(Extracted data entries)
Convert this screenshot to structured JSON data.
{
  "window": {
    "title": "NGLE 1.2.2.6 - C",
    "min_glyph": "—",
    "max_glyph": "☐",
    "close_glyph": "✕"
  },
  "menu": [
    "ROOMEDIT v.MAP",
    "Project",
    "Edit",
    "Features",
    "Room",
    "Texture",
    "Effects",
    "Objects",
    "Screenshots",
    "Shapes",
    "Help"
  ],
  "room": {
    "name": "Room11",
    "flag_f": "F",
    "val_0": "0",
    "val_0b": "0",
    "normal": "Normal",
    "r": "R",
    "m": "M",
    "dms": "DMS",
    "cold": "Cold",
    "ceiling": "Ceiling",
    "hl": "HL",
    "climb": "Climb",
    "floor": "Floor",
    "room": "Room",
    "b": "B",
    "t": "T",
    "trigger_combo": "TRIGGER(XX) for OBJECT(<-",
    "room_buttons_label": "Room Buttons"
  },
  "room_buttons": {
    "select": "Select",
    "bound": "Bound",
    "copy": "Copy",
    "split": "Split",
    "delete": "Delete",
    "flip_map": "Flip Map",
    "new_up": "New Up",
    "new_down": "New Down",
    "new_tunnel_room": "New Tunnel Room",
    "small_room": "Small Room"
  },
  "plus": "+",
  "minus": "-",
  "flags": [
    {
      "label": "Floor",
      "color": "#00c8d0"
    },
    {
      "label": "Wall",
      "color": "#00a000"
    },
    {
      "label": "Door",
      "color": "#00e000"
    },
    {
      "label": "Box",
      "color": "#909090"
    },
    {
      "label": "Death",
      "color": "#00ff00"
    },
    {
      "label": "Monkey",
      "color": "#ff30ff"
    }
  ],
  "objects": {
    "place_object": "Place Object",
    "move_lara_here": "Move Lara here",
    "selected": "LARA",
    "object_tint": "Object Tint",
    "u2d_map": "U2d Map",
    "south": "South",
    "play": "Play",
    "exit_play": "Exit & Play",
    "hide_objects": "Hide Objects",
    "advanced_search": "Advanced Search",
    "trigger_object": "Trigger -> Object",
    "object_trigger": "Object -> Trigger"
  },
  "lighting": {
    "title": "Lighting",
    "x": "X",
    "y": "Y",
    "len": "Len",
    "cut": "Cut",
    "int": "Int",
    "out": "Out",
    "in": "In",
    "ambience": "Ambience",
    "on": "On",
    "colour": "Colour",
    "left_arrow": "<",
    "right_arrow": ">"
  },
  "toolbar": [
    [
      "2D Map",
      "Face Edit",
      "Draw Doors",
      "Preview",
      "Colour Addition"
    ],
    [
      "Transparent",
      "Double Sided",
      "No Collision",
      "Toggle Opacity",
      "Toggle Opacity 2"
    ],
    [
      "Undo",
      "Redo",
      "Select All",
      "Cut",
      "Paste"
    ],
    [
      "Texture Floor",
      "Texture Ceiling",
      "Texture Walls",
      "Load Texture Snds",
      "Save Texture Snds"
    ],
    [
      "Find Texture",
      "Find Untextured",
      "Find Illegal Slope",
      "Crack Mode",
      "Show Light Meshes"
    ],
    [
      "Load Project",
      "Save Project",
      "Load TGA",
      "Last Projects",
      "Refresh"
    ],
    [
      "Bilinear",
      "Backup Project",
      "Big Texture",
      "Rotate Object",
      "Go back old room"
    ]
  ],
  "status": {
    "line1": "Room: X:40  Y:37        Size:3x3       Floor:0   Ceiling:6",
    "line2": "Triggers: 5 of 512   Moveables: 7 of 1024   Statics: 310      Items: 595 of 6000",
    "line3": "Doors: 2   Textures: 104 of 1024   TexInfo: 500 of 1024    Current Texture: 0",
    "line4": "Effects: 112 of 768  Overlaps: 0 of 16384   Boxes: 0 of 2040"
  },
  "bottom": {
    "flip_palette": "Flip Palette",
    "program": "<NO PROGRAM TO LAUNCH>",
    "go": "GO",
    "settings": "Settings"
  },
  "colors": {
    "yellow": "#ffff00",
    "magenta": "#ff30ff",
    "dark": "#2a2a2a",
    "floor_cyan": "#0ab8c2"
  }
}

▶ _The exercise_
Write down all the entries again without a single difference.

▶ _Output for this exercise_
Convert this screenshot to structured JSON data.
{
  "window": {
    "title": "NGLE 1.2.2.6 - C",
    "min_glyph": "—",
    "max_glyph": "☐",
    "close_glyph": "✕"
  },
  "menu": [
    "ROOMEDIT v.MAP",
    "Project",
    "Edit",
    "Features",
    "Room",
    "Texture",
    "Effects",
    "Objects",
    "Screenshots",
    "Shapes",
    "Help"
  ],
  "room": {
    "name": "Room11",
    "flag_f": "F",
    "val_0": "0",
    "val_0b": "0",
    "normal": "Normal",
    "r": "R",
    "m": "M",
    "dms": "DMS",
    "cold": "Cold",
    "ceiling": "Ceiling",
    "hl": "HL",
    "climb": "Climb",
    "floor": "Floor",
    "room": "Room",
    "b": "B",
    "t": "T",
    "trigger_combo": "TRIGGER(XX) for OBJECT(<-",
    "room_buttons_label": "Room Buttons"
  },
  "room_buttons": {
    "select": "Select",
    "bound": "Bound",
    "copy": "Copy",
    "split": "Split",
    "delete": "Delete",
    "flip_map": "Flip Map",
    "new_up": "New Up",
    "new_down": "New Down",
    "new_tunnel_room": "New Tunnel Room",
    "small_room": "Small Room"
  },
  "plus": "+",
  "minus": "-",
  "flags": [
    {
      "label": "Floor",
      "color": "#00c8d0"
    },
    {
      "label": "Wall",
      "color": "#00a000"
    },
    {
      "label": "Door",
      "color": "#00e000"
    },
    {
      "label": "Box",
      "color": "#909090"
    },
    {
      "label": "Death",
      "color": "#00ff00"
    },
    {
      "label": "Monkey",
      "color": "#ff30ff"
    }
  ],
  "objects": {
    "place_object": "Place Object",
    "move_lara_here": "Move Lara here",
    "selected": "LARA",
    "object_tint": "Object Tint",
    "u2d_map": "U2d Map",
    "south": "South",
    "play": "Play",
    "exit_play": "Exit & Play",
    "hide_objects": "Hide Objects",
    "advanced_search": "Advanced Search",
    "trigger_object": "Trigger -> Object",
    "object_trigger": "Object -> Trigger"
  },
  "lighting": {
    "title": "Lighting",
    "x": "X",
    "y": "Y",
    "len": "Len",
    "cut": "Cut",
    "int": "Int",
    "out": "Out",
    "in": "In",
    "ambience": "Ambience",
    "on": "On",
    "colour": "Colour",
    "left_arrow": "<",
    "right_arrow": ">"
  },
  "toolbar": [
    [
      "2D Map",
      "Face Edit",
      "Draw Doors",
      "Preview",
      "Colour Addition"
    ],
    [
      "Transparent",
      "Double Sided",
      "No Collision",
      "Toggle Opacity",
      "Toggle Opacity 2"
    ],
    [
      "Undo",
      "Redo",
      "Select All",
      "Cut",
      "Paste"
    ],
    [
      "Texture Floor",
      "Texture Ceiling",
      "Texture Walls",
      "Load Texture Snds",
      "Save Texture Snds"
    ],
    [
      "Find Texture",
      "Find Untextured",
      "Find Illegal Slope",
      "Crack Mode",
      "Show Light Meshes"
    ],
    [
      "Load Project",
      "Save Project",
      "Load TGA",
      "Last Projects",
      "Refresh"
    ],
    [
      "Bilinear",
      "Backup Project",
      "Big Texture",
      "Rotate Object",
      "Go back old room"
    ]
  ],
  "status": {
    "line1": "Room: X:40  Y:37        Size:3x3       Floor:0   Ceiling:6",
    "line2": "Triggers: 5 of 512   Moveables: 7 of 1024   Statics: 310      Items: 595 of 6000",
    "line3": "Doors: 2   Textures: 104 of 1024   TexInfo: 500 of 1024    Current Texture: 0",
    "line4": "Effects: 112 of 768  Overlaps: 0 of 16384   Boxes: 0 of 2040"
  },
  "bottom": {
    "flip_palette": "Flip Palette",
    "program": "<NO PROGRAM TO LAUNCH>",
    "go": "GO",
    "settings": "Settings"
  },
  "colors": {
    "yellow": "#ffff00",
    "magenta": "#ff30ff",
    "dark": "#2a2a2a",
    "floor_cyan": "#0ab8c2"
  }
}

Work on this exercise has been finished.